> What the exercise asks
Below are the records; collect from them each line containing the string "Ocean".

(Extracts from a graphics dataset)
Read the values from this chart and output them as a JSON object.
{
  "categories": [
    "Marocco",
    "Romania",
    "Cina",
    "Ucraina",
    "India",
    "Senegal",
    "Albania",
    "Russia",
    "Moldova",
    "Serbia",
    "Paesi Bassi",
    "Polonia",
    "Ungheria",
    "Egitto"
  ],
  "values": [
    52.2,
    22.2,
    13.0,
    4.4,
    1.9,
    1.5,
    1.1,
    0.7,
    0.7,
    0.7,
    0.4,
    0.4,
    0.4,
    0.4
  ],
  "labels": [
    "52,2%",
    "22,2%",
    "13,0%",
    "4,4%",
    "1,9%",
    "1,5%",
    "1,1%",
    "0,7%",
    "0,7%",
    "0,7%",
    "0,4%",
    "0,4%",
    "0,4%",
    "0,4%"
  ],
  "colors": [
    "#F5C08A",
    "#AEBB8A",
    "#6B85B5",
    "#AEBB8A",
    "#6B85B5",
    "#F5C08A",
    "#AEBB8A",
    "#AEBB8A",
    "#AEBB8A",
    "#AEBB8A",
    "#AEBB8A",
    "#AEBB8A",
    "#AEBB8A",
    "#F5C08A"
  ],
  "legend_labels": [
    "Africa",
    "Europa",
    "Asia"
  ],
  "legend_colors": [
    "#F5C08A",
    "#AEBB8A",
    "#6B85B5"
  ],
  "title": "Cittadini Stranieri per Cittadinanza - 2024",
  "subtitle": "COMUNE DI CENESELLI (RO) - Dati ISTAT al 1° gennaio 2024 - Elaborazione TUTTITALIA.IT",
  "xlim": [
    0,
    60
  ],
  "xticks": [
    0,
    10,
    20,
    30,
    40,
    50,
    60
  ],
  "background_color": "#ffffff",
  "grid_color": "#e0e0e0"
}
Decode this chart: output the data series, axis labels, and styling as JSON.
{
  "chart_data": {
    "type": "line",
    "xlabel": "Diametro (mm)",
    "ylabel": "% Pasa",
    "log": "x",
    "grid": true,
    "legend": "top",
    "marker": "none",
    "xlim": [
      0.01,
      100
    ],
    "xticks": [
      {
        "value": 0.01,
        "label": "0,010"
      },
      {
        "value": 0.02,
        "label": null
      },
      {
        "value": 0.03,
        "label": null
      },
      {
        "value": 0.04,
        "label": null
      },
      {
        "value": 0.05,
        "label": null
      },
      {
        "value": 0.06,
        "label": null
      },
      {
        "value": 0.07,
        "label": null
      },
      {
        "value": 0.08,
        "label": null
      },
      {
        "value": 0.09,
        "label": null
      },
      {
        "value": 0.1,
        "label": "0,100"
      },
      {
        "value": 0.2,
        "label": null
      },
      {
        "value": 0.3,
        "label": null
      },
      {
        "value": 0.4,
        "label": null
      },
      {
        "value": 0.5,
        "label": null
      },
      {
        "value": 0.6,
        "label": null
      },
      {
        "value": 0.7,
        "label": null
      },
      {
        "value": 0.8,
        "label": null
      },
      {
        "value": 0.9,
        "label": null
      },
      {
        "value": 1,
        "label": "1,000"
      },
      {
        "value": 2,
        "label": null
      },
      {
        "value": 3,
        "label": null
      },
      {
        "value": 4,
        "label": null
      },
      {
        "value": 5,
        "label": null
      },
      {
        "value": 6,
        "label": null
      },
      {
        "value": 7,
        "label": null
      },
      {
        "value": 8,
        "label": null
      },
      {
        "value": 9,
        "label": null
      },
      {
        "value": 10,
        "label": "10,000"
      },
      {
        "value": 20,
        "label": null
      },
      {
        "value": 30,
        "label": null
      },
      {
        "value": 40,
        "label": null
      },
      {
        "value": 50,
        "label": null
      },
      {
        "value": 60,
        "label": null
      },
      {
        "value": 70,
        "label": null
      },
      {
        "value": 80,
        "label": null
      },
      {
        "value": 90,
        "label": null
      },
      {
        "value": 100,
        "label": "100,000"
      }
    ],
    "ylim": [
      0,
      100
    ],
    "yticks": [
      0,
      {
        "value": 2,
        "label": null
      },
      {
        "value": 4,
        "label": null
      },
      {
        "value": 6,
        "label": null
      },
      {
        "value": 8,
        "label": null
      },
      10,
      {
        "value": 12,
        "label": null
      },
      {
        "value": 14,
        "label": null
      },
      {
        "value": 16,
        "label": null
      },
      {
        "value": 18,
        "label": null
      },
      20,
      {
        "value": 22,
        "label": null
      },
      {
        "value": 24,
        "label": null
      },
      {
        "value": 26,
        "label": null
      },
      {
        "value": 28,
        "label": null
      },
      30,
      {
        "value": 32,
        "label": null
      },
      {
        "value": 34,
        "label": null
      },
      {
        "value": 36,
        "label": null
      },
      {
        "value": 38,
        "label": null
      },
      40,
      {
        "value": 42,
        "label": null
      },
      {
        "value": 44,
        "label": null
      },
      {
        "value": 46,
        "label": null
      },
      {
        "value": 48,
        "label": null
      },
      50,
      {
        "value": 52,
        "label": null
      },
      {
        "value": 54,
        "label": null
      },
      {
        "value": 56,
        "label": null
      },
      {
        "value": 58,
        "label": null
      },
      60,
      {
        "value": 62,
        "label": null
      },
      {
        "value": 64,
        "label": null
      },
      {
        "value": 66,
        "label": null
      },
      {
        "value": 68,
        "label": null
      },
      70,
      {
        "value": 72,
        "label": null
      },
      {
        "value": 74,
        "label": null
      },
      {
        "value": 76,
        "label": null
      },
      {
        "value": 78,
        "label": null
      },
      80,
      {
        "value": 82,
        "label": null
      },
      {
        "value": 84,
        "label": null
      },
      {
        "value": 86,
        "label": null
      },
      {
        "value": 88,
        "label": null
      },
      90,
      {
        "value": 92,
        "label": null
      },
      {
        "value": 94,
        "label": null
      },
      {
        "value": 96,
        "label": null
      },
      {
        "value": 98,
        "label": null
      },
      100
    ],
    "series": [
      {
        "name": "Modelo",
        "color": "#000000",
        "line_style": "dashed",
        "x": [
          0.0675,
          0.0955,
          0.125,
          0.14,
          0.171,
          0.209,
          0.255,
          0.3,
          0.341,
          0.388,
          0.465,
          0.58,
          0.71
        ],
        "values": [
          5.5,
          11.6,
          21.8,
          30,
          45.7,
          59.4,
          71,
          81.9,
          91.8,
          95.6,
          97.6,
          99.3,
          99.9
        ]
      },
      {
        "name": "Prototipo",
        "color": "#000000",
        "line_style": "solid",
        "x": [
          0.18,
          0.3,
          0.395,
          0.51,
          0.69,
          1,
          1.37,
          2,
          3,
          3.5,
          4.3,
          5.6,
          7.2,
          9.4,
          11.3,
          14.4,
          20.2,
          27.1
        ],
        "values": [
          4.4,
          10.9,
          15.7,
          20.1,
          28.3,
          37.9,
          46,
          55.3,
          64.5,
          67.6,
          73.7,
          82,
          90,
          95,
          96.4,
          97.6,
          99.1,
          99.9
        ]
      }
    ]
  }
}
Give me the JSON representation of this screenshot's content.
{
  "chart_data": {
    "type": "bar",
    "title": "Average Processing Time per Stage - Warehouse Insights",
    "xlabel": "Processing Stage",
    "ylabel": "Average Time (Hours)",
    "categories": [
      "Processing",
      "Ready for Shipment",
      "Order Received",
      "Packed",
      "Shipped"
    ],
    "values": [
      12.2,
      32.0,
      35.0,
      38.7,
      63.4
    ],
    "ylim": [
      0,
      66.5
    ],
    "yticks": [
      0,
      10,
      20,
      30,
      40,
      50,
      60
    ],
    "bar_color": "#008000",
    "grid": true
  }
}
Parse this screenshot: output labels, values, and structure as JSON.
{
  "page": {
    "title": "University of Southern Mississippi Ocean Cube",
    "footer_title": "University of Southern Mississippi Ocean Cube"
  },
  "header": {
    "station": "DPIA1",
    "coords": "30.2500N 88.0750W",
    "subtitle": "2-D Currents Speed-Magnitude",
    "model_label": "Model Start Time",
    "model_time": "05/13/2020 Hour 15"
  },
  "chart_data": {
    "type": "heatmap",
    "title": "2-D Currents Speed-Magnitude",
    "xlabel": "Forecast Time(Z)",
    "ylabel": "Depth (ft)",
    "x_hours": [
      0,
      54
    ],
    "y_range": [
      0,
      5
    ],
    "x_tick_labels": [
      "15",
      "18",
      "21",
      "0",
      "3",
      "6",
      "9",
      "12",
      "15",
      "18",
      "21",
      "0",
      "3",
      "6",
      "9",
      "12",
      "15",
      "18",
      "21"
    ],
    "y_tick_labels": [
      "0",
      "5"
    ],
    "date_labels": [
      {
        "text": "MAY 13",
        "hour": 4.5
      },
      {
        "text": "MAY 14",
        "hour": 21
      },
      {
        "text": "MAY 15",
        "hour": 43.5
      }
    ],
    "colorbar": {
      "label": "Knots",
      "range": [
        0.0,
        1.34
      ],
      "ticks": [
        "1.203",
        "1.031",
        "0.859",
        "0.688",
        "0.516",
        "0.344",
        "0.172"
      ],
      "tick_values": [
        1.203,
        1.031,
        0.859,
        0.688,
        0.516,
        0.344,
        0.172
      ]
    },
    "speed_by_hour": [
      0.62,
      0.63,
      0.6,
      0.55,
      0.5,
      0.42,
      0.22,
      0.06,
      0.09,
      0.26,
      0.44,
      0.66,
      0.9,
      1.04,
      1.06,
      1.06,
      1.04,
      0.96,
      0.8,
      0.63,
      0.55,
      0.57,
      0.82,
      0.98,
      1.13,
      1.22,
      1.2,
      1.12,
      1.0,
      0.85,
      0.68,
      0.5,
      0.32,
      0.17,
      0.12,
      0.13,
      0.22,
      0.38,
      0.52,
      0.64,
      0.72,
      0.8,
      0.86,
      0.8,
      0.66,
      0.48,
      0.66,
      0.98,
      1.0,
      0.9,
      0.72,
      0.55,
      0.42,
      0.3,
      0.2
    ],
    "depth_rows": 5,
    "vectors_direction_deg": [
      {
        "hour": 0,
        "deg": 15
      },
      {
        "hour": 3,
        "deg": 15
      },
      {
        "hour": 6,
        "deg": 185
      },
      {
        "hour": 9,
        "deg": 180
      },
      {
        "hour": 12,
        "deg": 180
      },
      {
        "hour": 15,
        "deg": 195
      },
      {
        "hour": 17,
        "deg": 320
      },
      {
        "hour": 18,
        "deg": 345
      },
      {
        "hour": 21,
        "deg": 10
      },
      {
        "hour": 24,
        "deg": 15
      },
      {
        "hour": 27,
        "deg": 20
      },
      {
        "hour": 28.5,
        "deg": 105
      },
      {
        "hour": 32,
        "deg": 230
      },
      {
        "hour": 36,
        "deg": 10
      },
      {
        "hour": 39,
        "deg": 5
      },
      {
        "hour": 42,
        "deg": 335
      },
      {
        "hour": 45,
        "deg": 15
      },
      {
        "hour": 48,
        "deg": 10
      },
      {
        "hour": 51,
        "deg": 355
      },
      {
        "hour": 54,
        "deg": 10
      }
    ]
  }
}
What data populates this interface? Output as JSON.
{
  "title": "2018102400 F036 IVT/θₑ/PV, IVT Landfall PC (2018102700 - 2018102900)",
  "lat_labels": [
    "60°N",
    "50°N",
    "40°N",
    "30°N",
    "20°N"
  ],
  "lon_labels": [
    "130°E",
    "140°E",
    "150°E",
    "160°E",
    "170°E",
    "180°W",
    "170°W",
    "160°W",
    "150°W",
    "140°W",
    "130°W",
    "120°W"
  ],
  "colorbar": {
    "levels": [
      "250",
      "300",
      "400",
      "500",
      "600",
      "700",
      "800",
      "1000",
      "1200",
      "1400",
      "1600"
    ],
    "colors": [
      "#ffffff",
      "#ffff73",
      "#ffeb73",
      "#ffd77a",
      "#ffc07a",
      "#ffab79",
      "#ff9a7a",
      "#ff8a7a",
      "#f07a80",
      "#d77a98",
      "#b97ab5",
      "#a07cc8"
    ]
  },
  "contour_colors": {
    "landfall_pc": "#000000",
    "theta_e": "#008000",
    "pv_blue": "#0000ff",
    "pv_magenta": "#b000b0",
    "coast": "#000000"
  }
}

> Worked answer
    "title": "University of Southern Mississippi Ocean Cube",
    "footer_title": "University of Southern Mississippi Ocean Cube"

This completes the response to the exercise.